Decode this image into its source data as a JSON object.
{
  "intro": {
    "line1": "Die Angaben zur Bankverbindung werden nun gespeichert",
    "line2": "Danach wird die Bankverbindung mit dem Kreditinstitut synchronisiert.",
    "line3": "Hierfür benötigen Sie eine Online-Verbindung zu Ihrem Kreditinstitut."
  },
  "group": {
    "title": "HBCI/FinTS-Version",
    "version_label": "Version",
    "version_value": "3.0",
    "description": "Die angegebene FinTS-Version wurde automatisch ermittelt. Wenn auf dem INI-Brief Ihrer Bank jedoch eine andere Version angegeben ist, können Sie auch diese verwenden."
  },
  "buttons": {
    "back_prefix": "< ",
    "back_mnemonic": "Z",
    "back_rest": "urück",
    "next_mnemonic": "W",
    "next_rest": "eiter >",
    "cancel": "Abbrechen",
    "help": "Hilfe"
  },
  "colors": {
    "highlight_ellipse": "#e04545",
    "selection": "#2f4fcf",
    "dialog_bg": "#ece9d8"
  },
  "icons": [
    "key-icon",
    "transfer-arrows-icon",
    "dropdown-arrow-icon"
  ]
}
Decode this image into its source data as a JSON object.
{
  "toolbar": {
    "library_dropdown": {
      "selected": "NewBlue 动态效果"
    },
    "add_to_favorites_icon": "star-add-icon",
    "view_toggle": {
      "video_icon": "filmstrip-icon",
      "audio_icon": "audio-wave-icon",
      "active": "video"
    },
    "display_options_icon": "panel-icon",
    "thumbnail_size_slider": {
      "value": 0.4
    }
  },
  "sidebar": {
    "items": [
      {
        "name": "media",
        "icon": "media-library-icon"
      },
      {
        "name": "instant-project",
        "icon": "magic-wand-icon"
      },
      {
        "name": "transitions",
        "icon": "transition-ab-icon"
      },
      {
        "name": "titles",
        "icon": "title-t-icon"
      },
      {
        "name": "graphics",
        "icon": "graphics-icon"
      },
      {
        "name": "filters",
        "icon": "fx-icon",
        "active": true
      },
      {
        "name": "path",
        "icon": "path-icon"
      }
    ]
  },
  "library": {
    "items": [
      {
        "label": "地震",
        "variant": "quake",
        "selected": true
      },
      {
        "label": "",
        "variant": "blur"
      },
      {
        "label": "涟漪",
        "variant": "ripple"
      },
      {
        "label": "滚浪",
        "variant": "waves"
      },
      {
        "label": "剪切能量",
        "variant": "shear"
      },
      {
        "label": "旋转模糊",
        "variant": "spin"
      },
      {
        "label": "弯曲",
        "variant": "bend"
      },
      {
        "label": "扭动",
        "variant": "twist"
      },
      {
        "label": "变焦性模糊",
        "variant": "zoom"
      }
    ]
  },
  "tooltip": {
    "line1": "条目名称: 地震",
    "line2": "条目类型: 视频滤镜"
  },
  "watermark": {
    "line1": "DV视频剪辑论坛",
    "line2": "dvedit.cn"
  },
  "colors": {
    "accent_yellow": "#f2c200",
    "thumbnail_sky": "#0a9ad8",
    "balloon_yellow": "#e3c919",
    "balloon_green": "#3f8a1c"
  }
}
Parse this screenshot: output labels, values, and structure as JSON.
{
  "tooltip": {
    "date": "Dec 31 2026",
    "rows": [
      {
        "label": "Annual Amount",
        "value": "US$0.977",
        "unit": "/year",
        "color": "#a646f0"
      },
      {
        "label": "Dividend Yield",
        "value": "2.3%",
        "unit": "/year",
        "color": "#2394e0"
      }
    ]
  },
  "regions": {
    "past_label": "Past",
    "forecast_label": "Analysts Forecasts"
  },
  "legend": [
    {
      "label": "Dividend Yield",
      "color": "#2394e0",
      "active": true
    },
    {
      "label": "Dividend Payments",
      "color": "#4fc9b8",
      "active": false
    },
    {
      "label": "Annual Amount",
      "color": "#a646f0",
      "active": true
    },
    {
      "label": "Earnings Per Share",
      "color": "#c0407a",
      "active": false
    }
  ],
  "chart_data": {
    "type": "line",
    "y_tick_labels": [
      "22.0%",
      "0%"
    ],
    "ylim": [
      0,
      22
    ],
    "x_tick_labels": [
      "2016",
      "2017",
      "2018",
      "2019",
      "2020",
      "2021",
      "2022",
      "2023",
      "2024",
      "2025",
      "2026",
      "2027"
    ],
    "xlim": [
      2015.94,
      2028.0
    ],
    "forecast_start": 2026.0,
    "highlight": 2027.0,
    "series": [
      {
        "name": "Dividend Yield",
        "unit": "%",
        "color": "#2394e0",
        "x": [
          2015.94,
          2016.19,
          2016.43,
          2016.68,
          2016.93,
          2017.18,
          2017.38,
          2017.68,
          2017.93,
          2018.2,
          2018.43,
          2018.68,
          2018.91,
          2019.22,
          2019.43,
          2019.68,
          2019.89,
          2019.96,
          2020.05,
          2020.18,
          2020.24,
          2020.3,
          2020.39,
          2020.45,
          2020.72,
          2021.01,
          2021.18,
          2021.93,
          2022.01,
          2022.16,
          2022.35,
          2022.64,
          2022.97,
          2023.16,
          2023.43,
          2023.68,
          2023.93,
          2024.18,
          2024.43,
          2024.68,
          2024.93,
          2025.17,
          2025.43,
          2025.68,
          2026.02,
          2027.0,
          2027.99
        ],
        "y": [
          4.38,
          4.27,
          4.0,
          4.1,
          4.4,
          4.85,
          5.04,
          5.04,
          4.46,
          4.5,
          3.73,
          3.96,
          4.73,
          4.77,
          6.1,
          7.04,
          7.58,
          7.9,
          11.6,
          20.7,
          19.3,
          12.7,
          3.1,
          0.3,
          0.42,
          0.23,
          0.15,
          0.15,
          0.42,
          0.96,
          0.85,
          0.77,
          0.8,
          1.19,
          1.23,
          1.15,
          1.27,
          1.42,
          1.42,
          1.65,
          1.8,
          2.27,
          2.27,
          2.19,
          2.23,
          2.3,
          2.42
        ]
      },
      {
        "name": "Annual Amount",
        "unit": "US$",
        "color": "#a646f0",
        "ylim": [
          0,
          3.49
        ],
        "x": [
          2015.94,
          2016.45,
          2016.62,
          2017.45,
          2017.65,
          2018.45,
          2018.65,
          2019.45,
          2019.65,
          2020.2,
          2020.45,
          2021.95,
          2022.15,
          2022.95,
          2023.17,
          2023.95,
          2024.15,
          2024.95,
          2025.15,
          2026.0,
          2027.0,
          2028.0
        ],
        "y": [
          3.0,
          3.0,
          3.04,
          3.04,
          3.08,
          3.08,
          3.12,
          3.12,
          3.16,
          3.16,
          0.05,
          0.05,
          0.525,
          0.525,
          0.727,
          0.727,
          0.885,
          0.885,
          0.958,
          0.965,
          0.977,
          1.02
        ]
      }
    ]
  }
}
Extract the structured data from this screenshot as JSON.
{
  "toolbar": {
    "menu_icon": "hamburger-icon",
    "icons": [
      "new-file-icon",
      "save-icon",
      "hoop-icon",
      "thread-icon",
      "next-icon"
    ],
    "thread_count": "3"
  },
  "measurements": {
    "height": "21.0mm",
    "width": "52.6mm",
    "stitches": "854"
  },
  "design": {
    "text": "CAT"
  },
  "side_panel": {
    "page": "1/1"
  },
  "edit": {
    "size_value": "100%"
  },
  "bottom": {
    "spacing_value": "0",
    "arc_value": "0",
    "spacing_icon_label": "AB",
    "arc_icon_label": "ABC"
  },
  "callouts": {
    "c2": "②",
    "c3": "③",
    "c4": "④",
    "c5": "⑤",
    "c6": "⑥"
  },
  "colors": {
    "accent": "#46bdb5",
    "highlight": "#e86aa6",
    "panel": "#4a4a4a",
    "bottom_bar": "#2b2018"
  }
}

———

STATED TASK →
Print all of the entries exactly as they are written.

FULL OUTPUT →
Decode this image into its source data as a JSON object.
{
  "intro": {
    "line1": "Die Angaben zur Bankverbindung werden nun gespeichert",
    "line2": "Danach wird die Bankverbindung mit dem Kreditinstitut synchronisiert.",
    "line3": "Hierfür benötigen Sie eine Online-Verbindung zu Ihrem Kreditinstitut."
  },
  "group": {
    "title": "HBCI/FinTS-Version",
    "version_label": "Version",
    "version_value": "3.0",
    "description": "Die angegebene FinTS-Version wurde automatisch ermittelt. Wenn auf dem INI-Brief Ihrer Bank jedoch eine andere Version angegeben ist, können Sie auch diese verwenden."
  },
  "buttons": {
    "back_prefix": "< ",
    "back_mnemonic": "Z",
    "back_rest": "urück",
    "next_mnemonic": "W",
    "next_rest": "eiter >",
    "cancel": "Abbrechen",
    "help": "Hilfe"
  },
  "colors": {
    "highlight_ellipse": "#e04545",
    "selection": "#2f4fcf",
    "dialog_bg": "#ece9d8"
  },
  "icons": [
    "key-icon",
    "transfer-arrows-icon",
    "dropdown-arrow-icon"
  ]
}
Decode this image into its source data as a JSON object.
{
  "toolbar": {
    "library_dropdown": {
      "selected": "NewBlue 动态效果"
    },
    "add_to_favorites_icon": "star-add-icon",
    "view_toggle": {
      "video_icon": "filmstrip-icon",
      "audio_icon": "audio-wave-icon",
      "active": "video"
    },
    "display_options_icon": "panel-icon",
    "thumbnail_size_slider": {
      "value": 0.4
    }
  },
  "sidebar": {
    "items": [
      {
        "name": "media",
        "icon": "media-library-icon"
      },
      {
        "name": "instant-project",
        "icon": "magic-wand-icon"
      },
      {
        "name": "transitions",
        "icon": "transition-ab-icon"
      },
      {
        "name": "titles",
        "icon": "title-t-icon"
      },
      {
        "name": "graphics",
        "icon": "graphics-icon"
      },
      {
        "name": "filters",
        "icon": "fx-icon",
        "active": true
      },
      {
        "name": "path",
        "icon": "path-icon"
      }
    ]
  },
  "library": {
    "items": [
      {
        "label": "地震",
        "variant": "quake",
        "selected": true
      },
      {
        "label": "",
        "variant": "blur"
      },
      {
        "label": "涟漪",
        "variant": "ripple"
      },
      {
        "label": "滚浪",
        "variant": "waves"
      },
      {
        "label": "剪切能量",
        "variant": "shear"
      },
      {
        "label": "旋转模糊",
        "variant": "spin"
      },
      {
        "label": "弯曲",
        "variant": "bend"
      },
      {
        "label": "扭动",
        "variant": "twist"
      },
      {
        "label": "变焦性模糊",
        "variant": "zoom"
      }
    ]
  },
  "tooltip": {
    "line1": "条目名称: 地震",
    "line2": "条目类型: 视频滤镜"
  },
  "watermark": {
    "line1": "DV视频剪辑论坛",
    "line2": "dvedit.cn"
  },
  "colors": {
    "accent_yellow": "#f2c200",
    "thumbnail_sky": "#0a9ad8",
    "balloon_yellow": "#e3c919",
    "balloon_green": "#3f8a1c"
  }
}
Parse this screenshot: output labels, values, and structure as JSON.
{
  "tooltip": {
    "date": "Dec 31 2026",
    "rows": [
      {
        "label": "Annual Amount",
        "value": "US$0.977",
        "unit": "/year",
        "color": "#a646f0"
      },
      {
        "label": "Dividend Yield",
        "value": "2.3%",
        "unit": "/year",
        "color": "#2394e0"
      }
    ]
  },
  "regions": {
    "past_label": "Past",
    "forecast_label": "Analysts Forecasts"
  },
  "legend": [
    {
      "label": "Dividend Yield",
      "color": "#2394e0",
      "active": true
    },
    {
      "label": "Dividend Payments",
      "color": "#4fc9b8",
      "active": false
    },
    {
      "label": "Annual Amount",
      "color": "#a646f0",
      "active": true
    },
    {
      "label": "Earnings Per Share",
      "color": "#c0407a",
      "active": false
    }
  ],
  "chart_data": {
    "type": "line",
    "y_tick_labels": [
      "22.0%",
      "0%"
    ],
    "ylim": [
      0,
      22
    ],
    "x_tick_labels": [
      "2016",
      "2017",
      "2018",
      "2019",
      "2020",
      "2021",
      "2022",
      "2023",
      "2024",
      "2025",
      "2026",
      "2027"
    ],
    "xlim": [
      2015.94,
      2028.0
    ],
    "forecast_start": 2026.0,
    "highlight": 2027.0,
    "series": [
      {
        "name": "Dividend Yield",
        "unit": "%",
        "color": "#2394e0",
        "x": [
          2015.94,
          2016.19,
          2016.43,
          2016.68,
          2016.93,
          2017.18,
          2017.38,
          2017.68,
          2017.93,
          2018.2,
          2018.43,
          2018.68,
          2018.91,
          2019.22,
          2019.43,
          2019.68,
          2019.89,
          2019.96,
          2020.05,
          2020.18,
          2020.24,
          2020.3,
          2020.39,
          2020.45,
          2020.72,
          2021.01,
          2021.18,
          2021.93,
          2022.01,
          2022.16,
          2022.35,
          2022.64,
          2022.97,
          2023.16,
          2023.43,
          2023.68,
          2023.93,
          2024.18,
          2024.43,
          2024.68,
          2024.93,
          2025.17,
          2025.43,
          2025.68,
          2026.02,
          2027.0,
          2027.99
        ],
        "y": [
          4.38,
          4.27,
          4.0,
          4.1,
          4.4,
          4.85,
          5.04,
          5.04,
          4.46,
          4.5,
          3.73,
          3.96,
          4.73,
          4.77,
          6.1,
          7.04,
          7.58,
          7.9,
          11.6,
          20.7,
          19.3,
          12.7,
          3.1,
          0.3,
          0.42,
          0.23,
          0.15,
          0.15,
          0.42,
          0.96,
          0.85,
          0.77,
          0.8,
          1.19,
          1.23,
          1.15,
          1.27,
          1.42,
          1.42,
          1.65,
          1.8,
          2.27,
          2.27,
          2.19,
          2.23,
          2.3,
          2.42
        ]
      },
      {
        "name": "Annual Amount",
        "unit": "US$",
        "color": "#a646f0",
        "ylim": [
          0,
          3.49
        ],
        "x": [
          2015.94,
          2016.45,
          2016.62,
          2017.45,
          2017.65,
          2018.45,
          2018.65,
          2019.45,
          2019.65,
          2020.2,
          2020.45,
          2021.95,
          2022.15,
          2022.95,
          2023.17,
          2023.95,
          2024.15,
          2024.95,
          2025.15,
          2026.0,
          2027.0,
          2028.0
        ],
        "y": [
          3.0,
          3.0,
          3.04,
          3.04,
          3.08,
          3.08,
          3.12,
          3.12,
          3.16,
          3.16,
          0.05,
          0.05,
          0.525,
          0.525,
          0.727,
          0.727,
          0.885,
          0.885,
          0.958,
          0.965,
          0.977,
          1.02
        ]
      }
    ]
  }
}
Extract the structured data from this screenshot as JSON.
{
  "toolbar": {
    "menu_icon": "hamburger-icon",
    "icons": [
      "new-file-icon",
      "save-icon",
      "hoop-icon",
      "thread-icon",
      "next-icon"
    ],
    "thread_count": "3"
  },
  "measurements": {
    "height": "21.0mm",
    "width": "52.6mm",
    "stitches": "854"
  },
  "design": {
    "text": "CAT"
  },
  "side_panel": {
    "page": "1/1"
  },
  "edit": {
    "size_value": "100%"
  },
  "bottom": {
    "spacing_value": "0",
    "arc_value": "0",
    "spacing_icon_label": "AB",
    "arc_icon_label": "ABC"
  },
  "callouts": {
    "c2": "②",
    "c3": "③",
    "c4": "④",
    "c5": "⑤",
    "c6": "⑥"
  },
  "colors": {
    "accent": "#46bdb5",
    "highlight": "#e86aa6",
    "panel": "#4a4a4a",
    "bottom_bar": "#2b2018"
  }
}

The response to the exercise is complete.